Write out each line that follows exactly as it stands, without the pictures.

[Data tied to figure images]
↓↓↓

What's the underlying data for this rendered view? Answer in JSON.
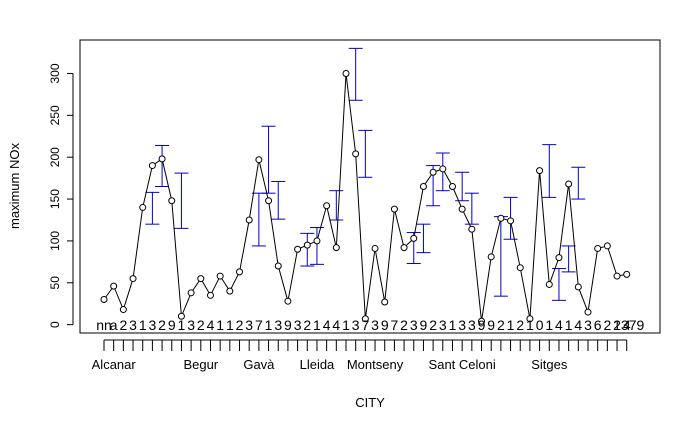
{
  "chart_data": {
    "type": "line",
    "xlabel": "CITY",
    "ylabel": "maximum NOx",
    "ylim": [
      0,
      330
    ],
    "y_ticks": [
      0,
      50,
      100,
      150,
      200,
      250,
      300
    ],
    "x_tick_labels": [
      "Alcanar",
      "Begur",
      "Gavà",
      "Lleida",
      "Montseny",
      "Sant Celoni",
      "Sitges"
    ],
    "x_tick_label_index": [
      1,
      10,
      16,
      22,
      28,
      37,
      46
    ],
    "values": [
      30,
      46,
      18,
      55,
      140,
      190,
      198,
      148,
      10,
      38,
      55,
      35,
      58,
      40,
      63,
      125,
      197,
      148,
      70,
      28,
      90,
      95,
      100,
      142,
      92,
      300,
      204,
      7,
      91,
      27,
      138,
      92,
      103,
      165,
      182,
      186,
      165,
      138,
      114,
      4,
      81,
      127,
      124,
      68,
      7,
      184,
      48,
      80,
      168,
      45,
      15,
      91,
      94,
      58,
      60
    ],
    "error_bars": [
      {
        "i": 5,
        "low": 120,
        "high": 158
      },
      {
        "i": 6,
        "low": 165,
        "high": 214
      },
      {
        "i": 8,
        "low": 115,
        "high": 181
      },
      {
        "i": 16,
        "low": 94,
        "high": 157
      },
      {
        "i": 17,
        "low": 157,
        "high": 237
      },
      {
        "i": 18,
        "low": 126,
        "high": 171
      },
      {
        "i": 21,
        "low": 70,
        "high": 109
      },
      {
        "i": 22,
        "low": 72,
        "high": 116
      },
      {
        "i": 24,
        "low": 125,
        "high": 160
      },
      {
        "i": 26,
        "low": 268,
        "high": 330
      },
      {
        "i": 27,
        "low": 176,
        "high": 232
      },
      {
        "i": 32,
        "low": 73,
        "high": 110
      },
      {
        "i": 33,
        "low": 86,
        "high": 120
      },
      {
        "i": 34,
        "low": 142,
        "high": 190
      },
      {
        "i": 35,
        "low": 160,
        "high": 205
      },
      {
        "i": 37,
        "low": 148,
        "high": 182
      },
      {
        "i": 38,
        "low": 120,
        "high": 157
      },
      {
        "i": 41,
        "low": 34,
        "high": 129
      },
      {
        "i": 42,
        "low": 102,
        "high": 152
      },
      {
        "i": 46,
        "low": 152,
        "high": 215
      },
      {
        "i": 47,
        "low": 29,
        "high": 67
      },
      {
        "i": 48,
        "low": 63,
        "high": 94
      },
      {
        "i": 49,
        "low": 150,
        "high": 188
      }
    ],
    "point_labels": [
      "nn",
      "a",
      "2",
      "3",
      "1",
      "3",
      "2",
      "9",
      "1",
      "3",
      "2",
      "4",
      "1",
      "1",
      "2",
      "3",
      "7",
      "1",
      "3",
      "9",
      "3",
      "2",
      "1",
      "4",
      "4",
      "1",
      "3",
      "7",
      "3",
      "9",
      "7",
      "2",
      "3",
      "9",
      "2",
      "3",
      "1",
      "3",
      "3",
      "9",
      "9",
      "2",
      "1",
      "2",
      "1",
      "0",
      "1",
      "4",
      "1",
      "4",
      "3",
      "6",
      "2",
      "1",
      "4"
    ],
    "point_labels_tail": "2379",
    "colors": {
      "line": "#000000",
      "error_bar": "#0000cc",
      "axis": "#000000"
    }
  }
}
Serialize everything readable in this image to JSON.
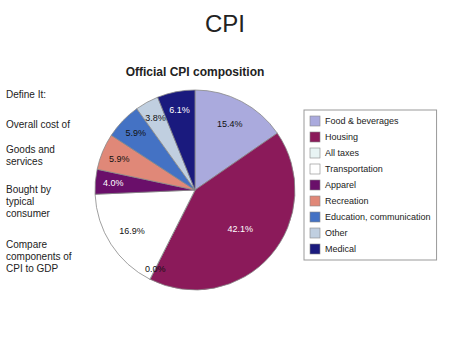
{
  "chart_data": {
    "type": "pie",
    "title": "CPI",
    "subtitle": "Official CPI composition",
    "categories": [
      "Food & beverages",
      "Housing",
      "All taxes",
      "Transportation",
      "Apparel",
      "Recreation",
      "Education, communication",
      "Other",
      "Medical"
    ],
    "values": [
      15.4,
      42.1,
      0.0,
      16.9,
      4.0,
      5.9,
      5.9,
      3.8,
      6.1
    ],
    "value_labels": [
      "15.4%",
      "42.1%",
      "0.0%",
      "16.9%",
      "4.0%",
      "5.9%",
      "5.9%",
      "3.8%",
      "6.1%"
    ],
    "colors": [
      "#aaaadd",
      "#8b1a5a",
      "#e8f4f4",
      "#ffffff",
      "#6a0f6a",
      "#e08878",
      "#4472c4",
      "#c0cfe0",
      "#1a1a7e"
    ],
    "data_labels": true,
    "legend": "right",
    "annotations": [
      "Define It:",
      "Overall cost of",
      "Goods and\nservices",
      "Bought by\ntypical\nconsumer",
      "Compare\ncomponents of\nCPI to GDP"
    ]
  }
}
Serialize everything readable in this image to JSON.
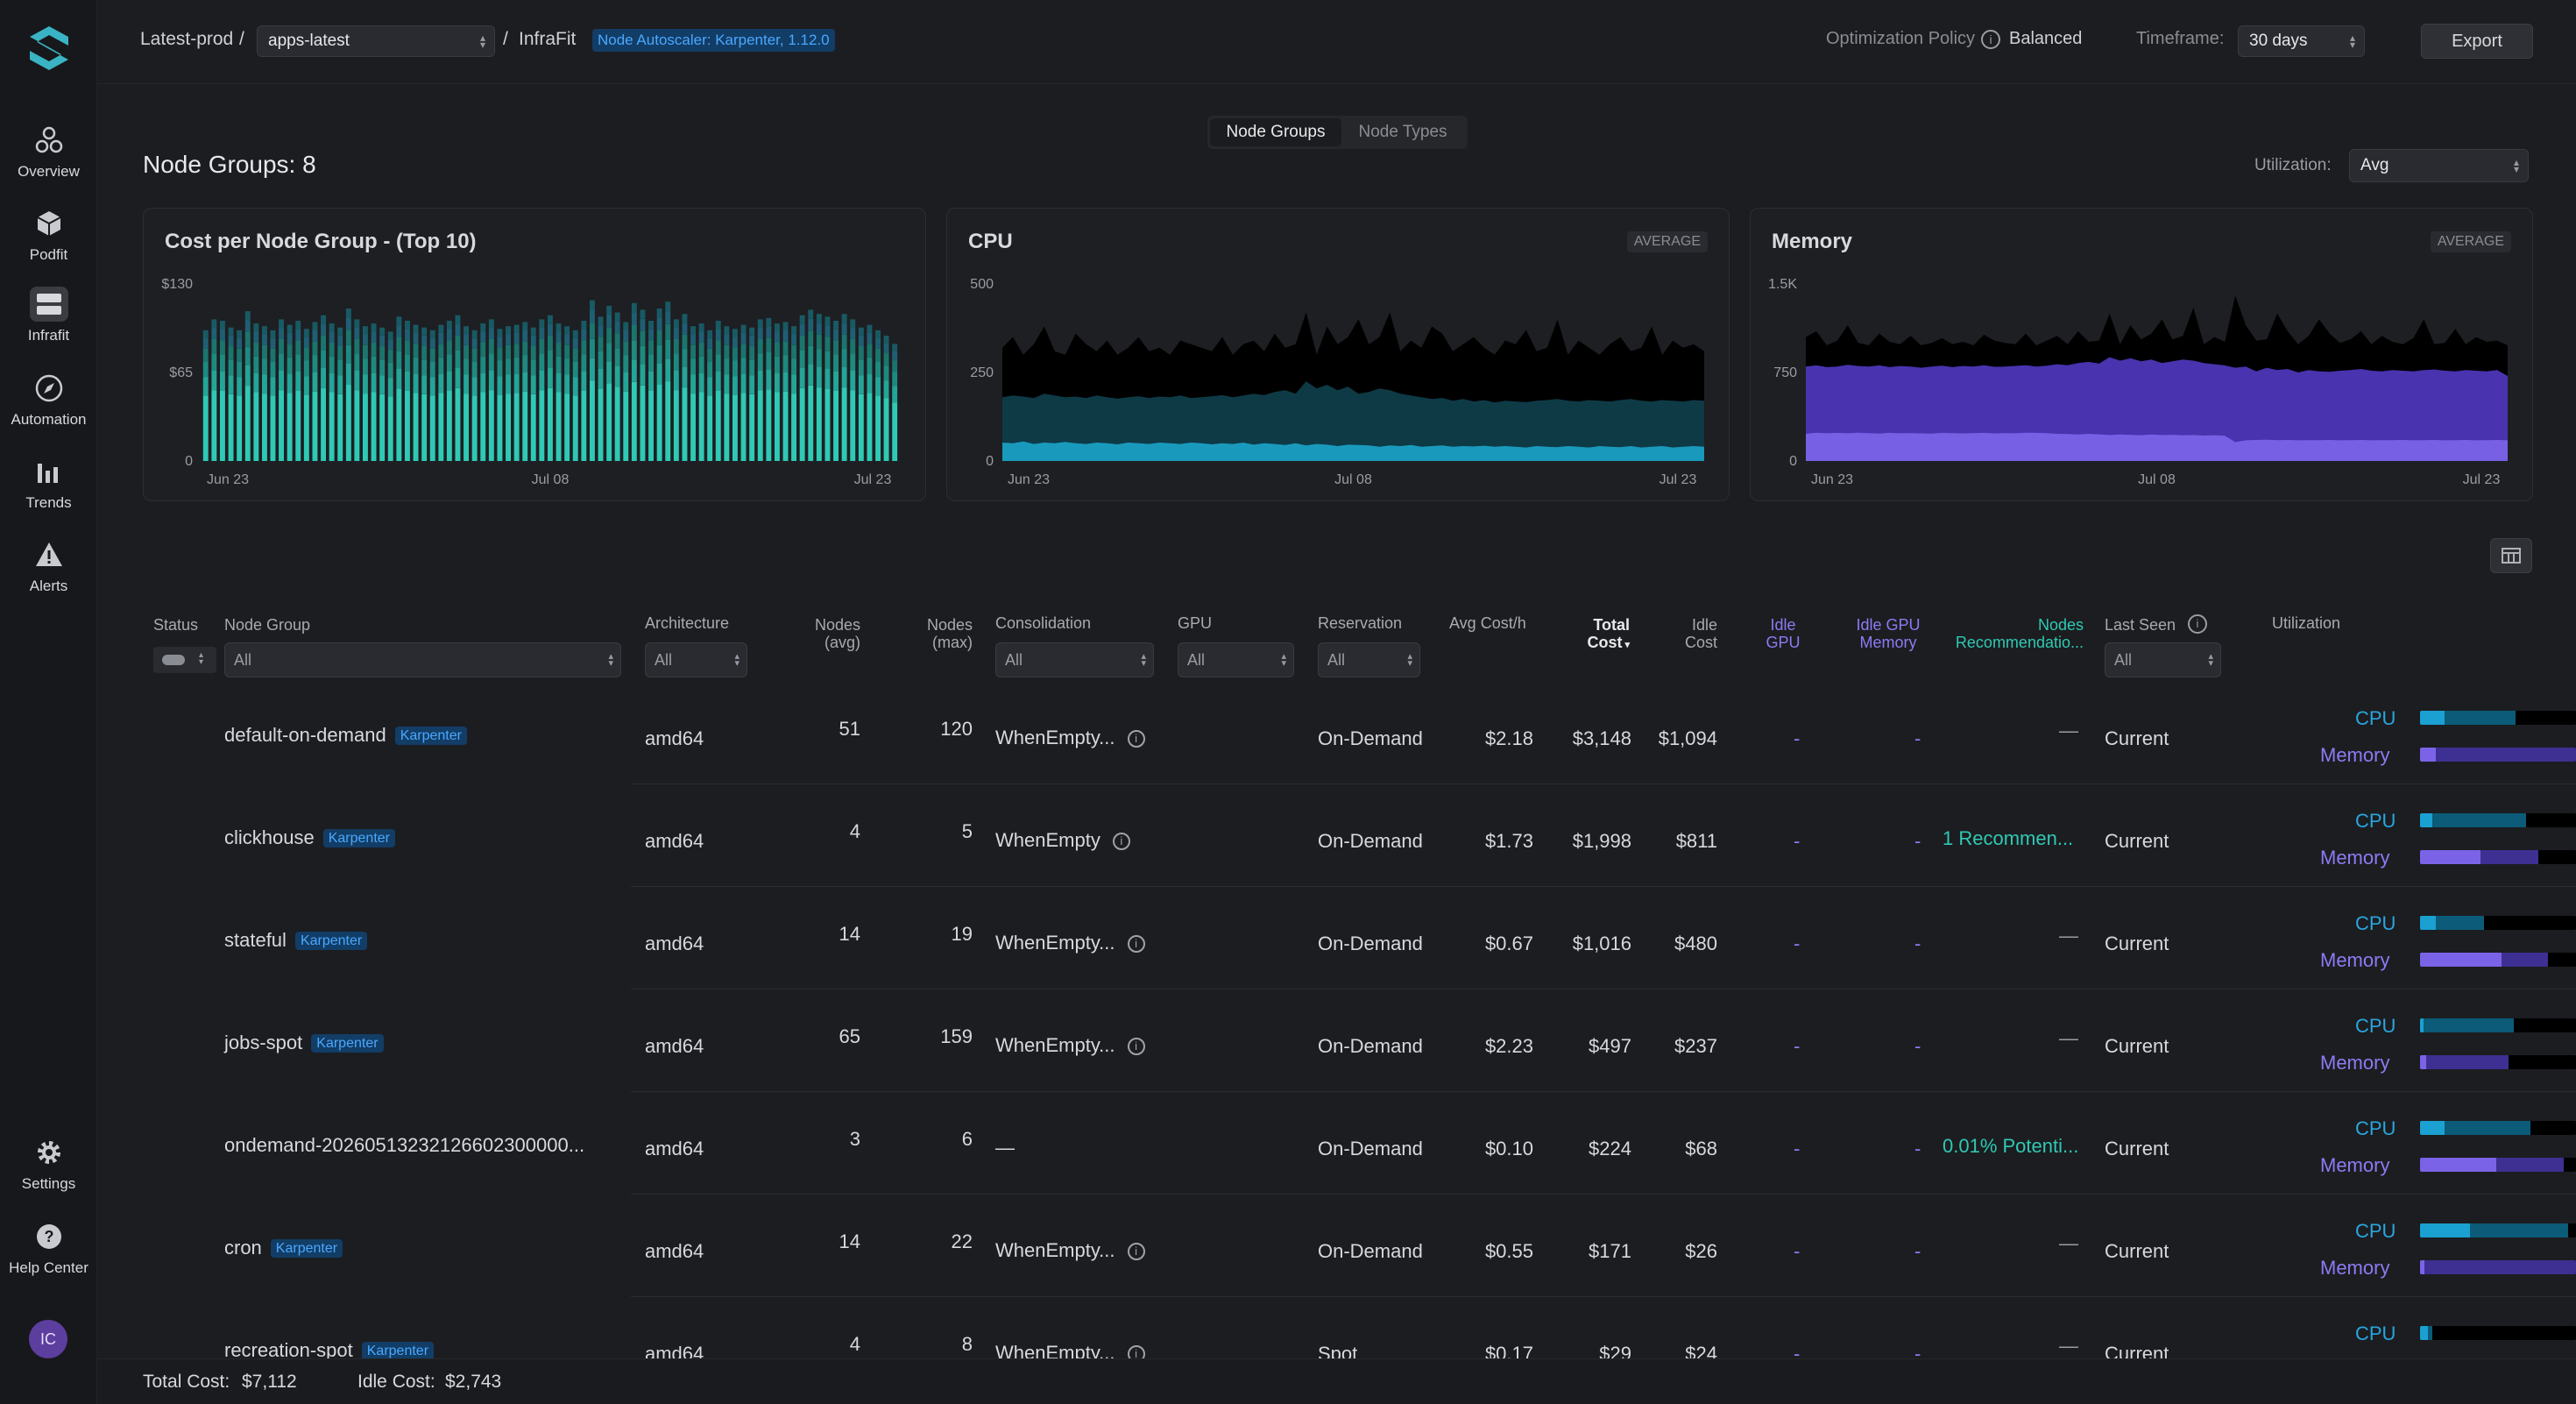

↑↑↑

### RESPONSE:
What's the underlying data for this rendered view? Answer in JSON.
{
  "chart_data": {
    "type": "line",
    "xlabel": "CITY",
    "ylabel": "maximum NOx",
    "ylim": [
      0,
      330
    ],
    "y_ticks": [
      0,
      50,
      100,
      150,
      200,
      250,
      300
    ],
    "x_tick_labels": [
      "Alcanar",
      "Begur",
      "Gavà",
      "Lleida",
      "Montseny",
      "Sant Celoni",
      "Sitges"
    ],
    "x_tick_label_index": [
      1,
      10,
      16,
      22,
      28,
      37,
      46
    ],
    "values": [
      30,
      46,
      18,
      55,
      140,
      190,
      198,
      148,
      10,
      38,
      55,
      35,
      58,
      40,
      63,
      125,
      197,
      148,
      70,
      28,
      90,
      95,
      100,
      142,
      92,
      300,
      204,
      7,
      91,
      27,
      138,
      92,
      103,
      165,
      182,
      186,
      165,
      138,
      114,
      4,
      81,
      127,
      124,
      68,
      7,
      184,
      48,
      80,
      168,
      45,
      15,
      91,
      94,
      58,
      60
    ],
    "error_bars": [
      {
        "i": 5,
        "low": 120,
        "high": 158
      },
      {
        "i": 6,
        "low": 165,
        "high": 214
      },
      {
        "i": 8,
        "low": 115,
        "high": 181
      },
      {
        "i": 16,
        "low": 94,
        "high": 157
      },
      {
        "i": 17,
        "low": 157,
        "high": 237
      },
      {
        "i": 18,
        "low": 126,
        "high": 171
      },
      {
        "i": 21,
        "low": 70,
        "high": 109
      },
      {
        "i": 22,
        "low": 72,
        "high": 116
      },
      {
        "i": 24,
        "low": 125,
        "high": 160
      },
      {
        "i": 26,
        "low": 268,
        "high": 330
      },
      {
        "i": 27,
        "low": 176,
        "high": 232
      },
      {
        "i": 32,
        "low": 73,
        "high": 110
      },
      {
        "i": 33,
        "low": 86,
        "high": 120
      },
      {
        "i": 34,
        "low": 142,
        "high": 190
      },
      {
        "i": 35,
        "low": 160,
        "high": 205
      },
      {
        "i": 37,
        "low": 148,
        "high": 182
      },
      {
        "i": 38,
        "low": 120,
        "high": 157
      },
      {
        "i": 41,
        "low": 34,
        "high": 129
      },
      {
        "i": 42,
        "low": 102,
        "high": 152
      },
      {
        "i": 46,
        "low": 152,
        "high": 215
      },
      {
        "i": 47,
        "low": 29,
        "high": 67
      },
      {
        "i": 48,
        "low": 63,
        "high": 94
      },
      {
        "i": 49,
        "low": 150,
        "high": 188
      }
    ],
    "point_labels": [
      "nn",
      "a",
      "2",
      "3",
      "1",
      "3",
      "2",
      "9",
      "1",
      "3",
      "2",
      "4",
      "1",
      "1",
      "2",
      "3",
      "7",
      "1",
      "3",
      "9",
      "3",
      "2",
      "1",
      "4",
      "4",
      "1",
      "3",
      "7",
      "3",
      "9",
      "7",
      "2",
      "3",
      "9",
      "2",
      "3",
      "1",
      "3",
      "3",
      "9",
      "9",
      "2",
      "1",
      "2",
      "1",
      "0",
      "1",
      "4",
      "1",
      "4",
      "3",
      "6",
      "2",
      "1",
      "4"
    ],
    "point_labels_tail": "2379",
    "colors": {
      "line": "#000000",
      "error_bar": "#0000cc",
      "axis": "#000000"
    }
  }
}
Serialize everything readable in this image to JSON.
{
  "chart_data": {
    "type": "pie",
    "title": "CPI",
    "subtitle": "Official CPI composition",
    "categories": [
      "Food & beverages",
      "Housing",
      "All taxes",
      "Transportation",
      "Apparel",
      "Recreation",
      "Education, communication",
      "Other",
      "Medical"
    ],
    "values": [
      15.4,
      42.1,
      0.0,
      16.9,
      4.0,
      5.9,
      5.9,
      3.8,
      6.1
    ],
    "value_labels": [
      "15.4%",
      "42.1%",
      "0.0%",
      "16.9%",
      "4.0%",
      "5.9%",
      "5.9%",
      "3.8%",
      "6.1%"
    ],
    "colors": [
      "#aaaadd",
      "#8b1a5a",
      "#e8f4f4",
      "#ffffff",
      "#6a0f6a",
      "#e08878",
      "#4472c4",
      "#c0cfe0",
      "#1a1a7e"
    ],
    "data_labels": true,
    "legend": "right",
    "annotations": [
      "Define It:",
      "Overall cost of",
      "Goods and\nservices",
      "Bought by\ntypical\nconsumer",
      "Compare\ncomponents of\nCPI to GDP"
    ]
  }
}
Serialize everything readable in this image to JSON.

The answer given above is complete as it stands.